→ **Problem to solve**:
Filter the listing and keep only the lines with the word "this".

>> Start Task material

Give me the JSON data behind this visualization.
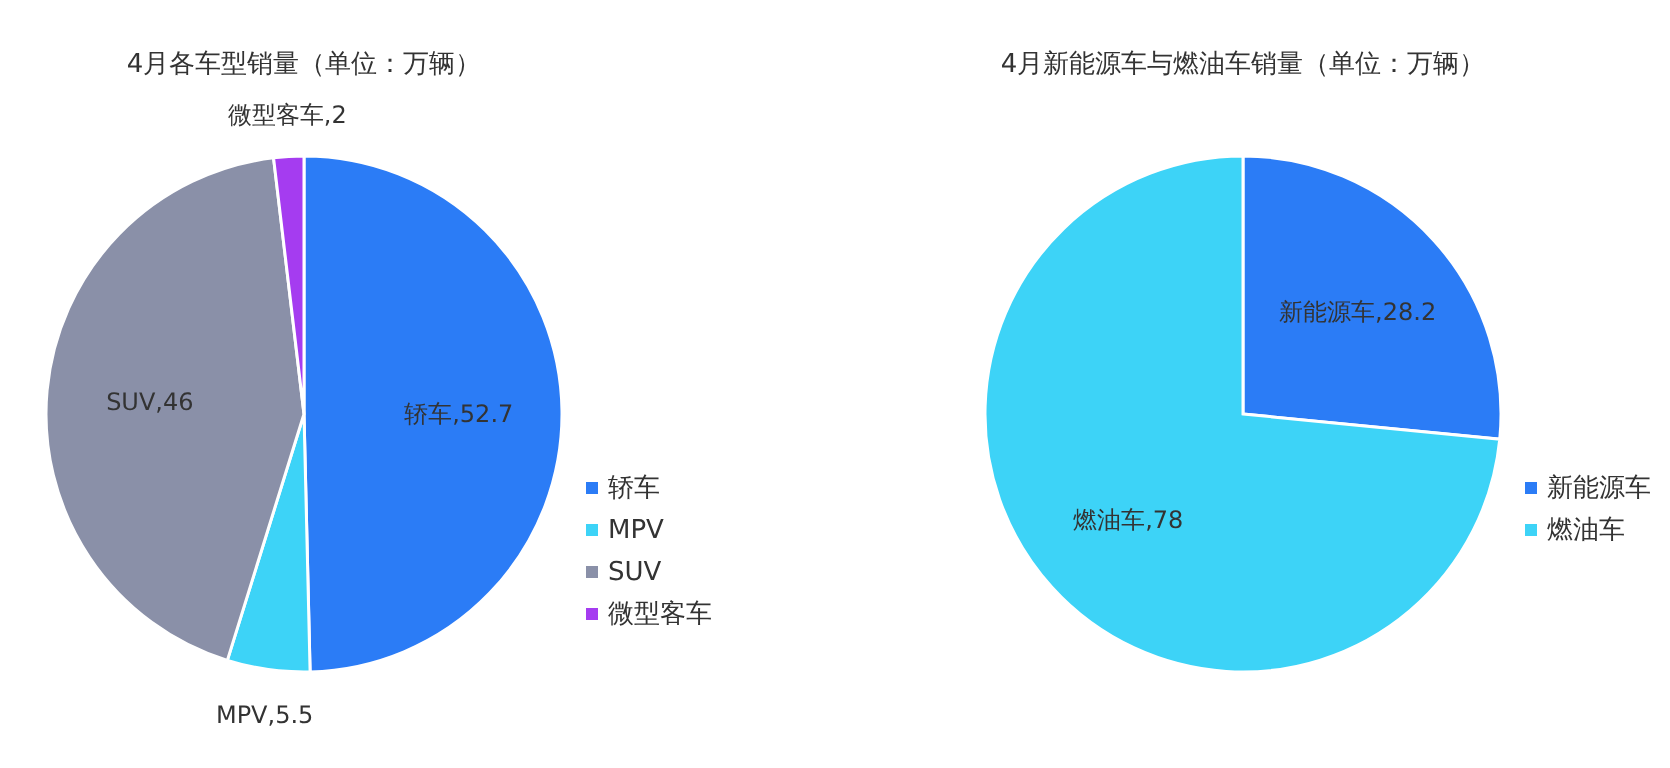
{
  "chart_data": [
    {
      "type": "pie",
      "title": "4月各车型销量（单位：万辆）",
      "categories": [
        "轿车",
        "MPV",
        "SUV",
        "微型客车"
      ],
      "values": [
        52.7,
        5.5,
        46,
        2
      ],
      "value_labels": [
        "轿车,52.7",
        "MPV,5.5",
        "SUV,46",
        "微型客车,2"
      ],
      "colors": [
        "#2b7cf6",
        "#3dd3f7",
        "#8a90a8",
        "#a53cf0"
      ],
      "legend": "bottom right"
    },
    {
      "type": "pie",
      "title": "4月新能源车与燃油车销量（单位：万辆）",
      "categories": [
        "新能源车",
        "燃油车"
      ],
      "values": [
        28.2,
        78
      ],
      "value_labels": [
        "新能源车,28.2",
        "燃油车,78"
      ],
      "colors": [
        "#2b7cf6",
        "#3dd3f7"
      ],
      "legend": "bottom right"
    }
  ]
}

>> End Task material
>> Start Task material

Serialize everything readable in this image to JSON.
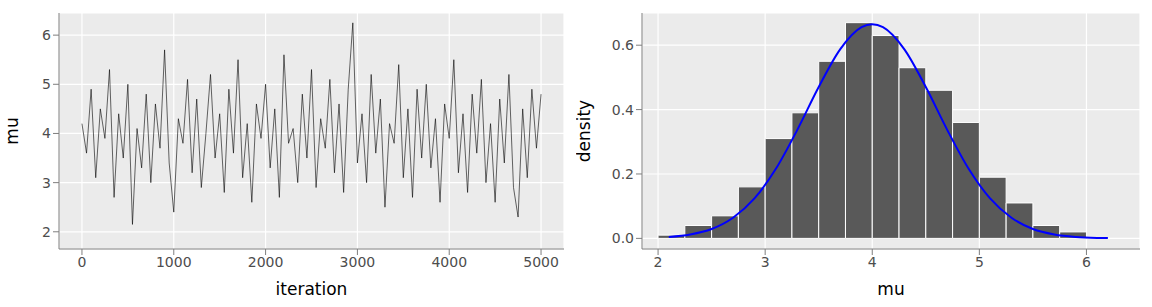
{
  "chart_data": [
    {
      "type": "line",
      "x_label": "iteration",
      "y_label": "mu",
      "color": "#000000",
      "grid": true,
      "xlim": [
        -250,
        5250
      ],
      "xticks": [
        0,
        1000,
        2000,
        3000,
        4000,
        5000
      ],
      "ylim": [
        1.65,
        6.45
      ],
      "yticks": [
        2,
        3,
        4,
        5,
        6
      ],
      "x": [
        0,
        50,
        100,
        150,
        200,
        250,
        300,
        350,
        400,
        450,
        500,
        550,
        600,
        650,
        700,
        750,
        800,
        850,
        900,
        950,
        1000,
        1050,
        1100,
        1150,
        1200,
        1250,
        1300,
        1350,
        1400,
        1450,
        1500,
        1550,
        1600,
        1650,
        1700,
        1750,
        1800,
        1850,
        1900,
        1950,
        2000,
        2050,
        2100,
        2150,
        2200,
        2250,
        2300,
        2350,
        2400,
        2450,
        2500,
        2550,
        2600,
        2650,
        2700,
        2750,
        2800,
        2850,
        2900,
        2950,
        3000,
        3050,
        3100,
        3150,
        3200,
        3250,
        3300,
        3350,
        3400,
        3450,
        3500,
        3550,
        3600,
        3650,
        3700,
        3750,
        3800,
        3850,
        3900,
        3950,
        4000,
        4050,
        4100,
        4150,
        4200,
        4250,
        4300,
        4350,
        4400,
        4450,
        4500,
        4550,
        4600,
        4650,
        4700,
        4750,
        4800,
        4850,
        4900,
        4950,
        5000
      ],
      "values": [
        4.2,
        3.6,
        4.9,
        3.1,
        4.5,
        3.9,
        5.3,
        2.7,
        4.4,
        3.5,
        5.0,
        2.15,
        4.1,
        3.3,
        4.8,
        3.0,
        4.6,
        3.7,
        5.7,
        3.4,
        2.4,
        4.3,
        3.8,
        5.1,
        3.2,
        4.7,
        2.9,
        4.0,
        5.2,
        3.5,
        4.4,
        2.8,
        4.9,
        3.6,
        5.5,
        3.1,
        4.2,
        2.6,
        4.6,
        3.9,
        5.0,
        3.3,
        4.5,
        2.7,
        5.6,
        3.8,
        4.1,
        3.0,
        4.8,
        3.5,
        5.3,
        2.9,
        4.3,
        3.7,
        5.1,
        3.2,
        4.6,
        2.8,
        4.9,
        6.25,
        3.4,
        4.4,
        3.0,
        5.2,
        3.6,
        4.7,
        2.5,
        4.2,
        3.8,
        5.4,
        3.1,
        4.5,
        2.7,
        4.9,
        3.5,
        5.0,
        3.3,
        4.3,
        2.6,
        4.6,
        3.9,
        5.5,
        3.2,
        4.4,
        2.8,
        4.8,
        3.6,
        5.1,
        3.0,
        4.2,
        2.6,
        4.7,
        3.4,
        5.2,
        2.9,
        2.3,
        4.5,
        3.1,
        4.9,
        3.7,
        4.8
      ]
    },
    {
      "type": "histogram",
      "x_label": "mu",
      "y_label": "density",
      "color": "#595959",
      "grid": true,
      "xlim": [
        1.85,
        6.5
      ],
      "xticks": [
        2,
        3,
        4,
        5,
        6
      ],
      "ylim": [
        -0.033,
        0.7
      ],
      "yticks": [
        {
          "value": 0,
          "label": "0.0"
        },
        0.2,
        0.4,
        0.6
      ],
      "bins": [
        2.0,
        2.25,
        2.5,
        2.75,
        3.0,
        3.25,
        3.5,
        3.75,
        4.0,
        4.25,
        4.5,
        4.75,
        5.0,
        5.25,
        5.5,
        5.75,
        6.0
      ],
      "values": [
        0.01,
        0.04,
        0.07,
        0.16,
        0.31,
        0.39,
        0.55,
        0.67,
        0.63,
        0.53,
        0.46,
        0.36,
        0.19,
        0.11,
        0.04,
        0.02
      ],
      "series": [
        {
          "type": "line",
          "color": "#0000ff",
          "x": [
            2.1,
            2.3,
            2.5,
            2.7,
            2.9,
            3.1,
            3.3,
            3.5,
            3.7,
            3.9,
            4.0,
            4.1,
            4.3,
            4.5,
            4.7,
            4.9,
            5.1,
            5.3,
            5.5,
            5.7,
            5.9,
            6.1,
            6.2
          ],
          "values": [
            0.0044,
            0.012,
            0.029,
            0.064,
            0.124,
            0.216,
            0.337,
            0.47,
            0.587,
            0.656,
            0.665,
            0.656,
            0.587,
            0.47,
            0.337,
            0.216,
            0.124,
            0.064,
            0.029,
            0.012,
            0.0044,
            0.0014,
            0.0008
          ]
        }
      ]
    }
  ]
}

>> End Task material
>> Start Task material

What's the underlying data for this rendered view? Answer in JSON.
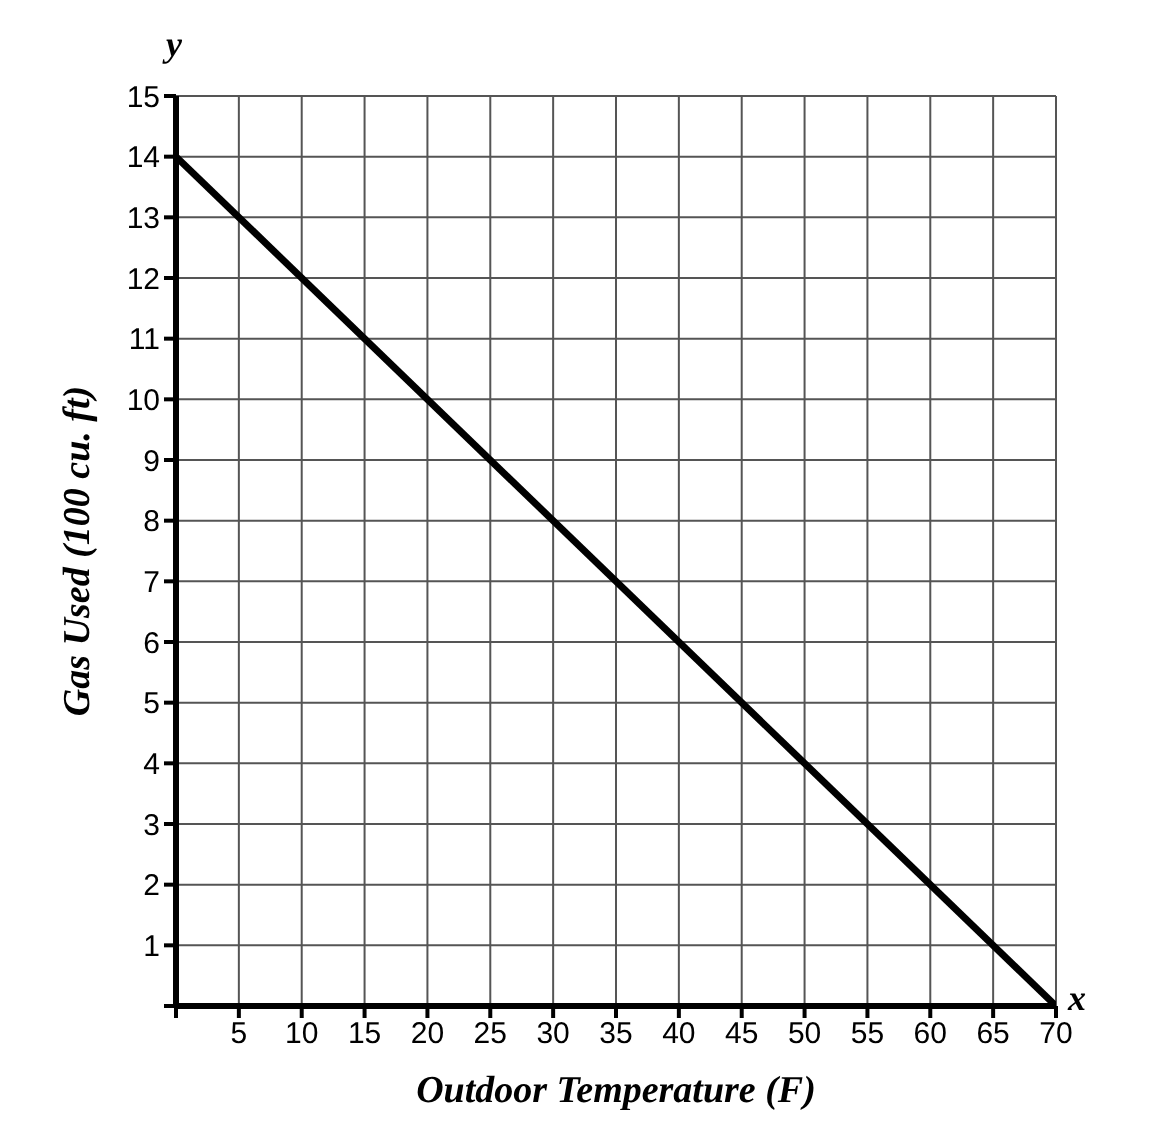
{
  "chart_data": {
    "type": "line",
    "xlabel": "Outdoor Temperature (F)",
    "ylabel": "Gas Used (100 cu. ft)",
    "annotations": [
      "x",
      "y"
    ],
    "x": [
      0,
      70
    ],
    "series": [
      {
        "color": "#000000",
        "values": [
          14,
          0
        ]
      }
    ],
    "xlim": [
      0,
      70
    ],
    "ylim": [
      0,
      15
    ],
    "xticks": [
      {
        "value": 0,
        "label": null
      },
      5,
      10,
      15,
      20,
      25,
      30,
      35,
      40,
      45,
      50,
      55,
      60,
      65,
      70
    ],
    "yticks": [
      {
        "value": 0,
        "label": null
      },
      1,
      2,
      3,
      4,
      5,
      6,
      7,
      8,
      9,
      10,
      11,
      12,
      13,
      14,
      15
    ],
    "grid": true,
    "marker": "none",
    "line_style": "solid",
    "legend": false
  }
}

>> End Task material

→ **Solution to the exercise**:
Give me the JSON data behind this visualization.
Serialize everything readable in this image to JSON.
What's the underlying data for this rendered view? Answer in JSON.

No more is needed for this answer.